**Given request:**
In the entries below, find the lines that contain the word "Need" and copy them.

_ _ _ _

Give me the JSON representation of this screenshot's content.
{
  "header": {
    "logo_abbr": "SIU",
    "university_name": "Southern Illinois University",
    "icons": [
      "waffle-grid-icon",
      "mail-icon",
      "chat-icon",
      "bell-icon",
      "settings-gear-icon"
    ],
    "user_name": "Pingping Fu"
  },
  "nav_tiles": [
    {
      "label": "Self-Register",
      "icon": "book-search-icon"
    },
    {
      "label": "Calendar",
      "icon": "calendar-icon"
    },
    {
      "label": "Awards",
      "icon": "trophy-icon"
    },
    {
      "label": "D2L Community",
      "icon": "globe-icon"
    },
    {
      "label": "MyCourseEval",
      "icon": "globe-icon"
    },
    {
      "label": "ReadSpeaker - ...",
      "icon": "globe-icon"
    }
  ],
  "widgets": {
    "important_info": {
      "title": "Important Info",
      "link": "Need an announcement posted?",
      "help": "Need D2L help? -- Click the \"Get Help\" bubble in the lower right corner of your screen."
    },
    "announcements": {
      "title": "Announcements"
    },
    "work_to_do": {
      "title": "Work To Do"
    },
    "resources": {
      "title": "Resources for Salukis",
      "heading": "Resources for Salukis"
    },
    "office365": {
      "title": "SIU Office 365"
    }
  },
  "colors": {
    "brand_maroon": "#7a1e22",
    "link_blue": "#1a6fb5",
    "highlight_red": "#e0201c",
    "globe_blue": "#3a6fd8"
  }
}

_ _ _ _

**Worked solution:**
      "link": "Need an announcement posted?",
      "help": "Need D2L help? -- Click the \"Get Help\" bubble in the lower right corner of your screen."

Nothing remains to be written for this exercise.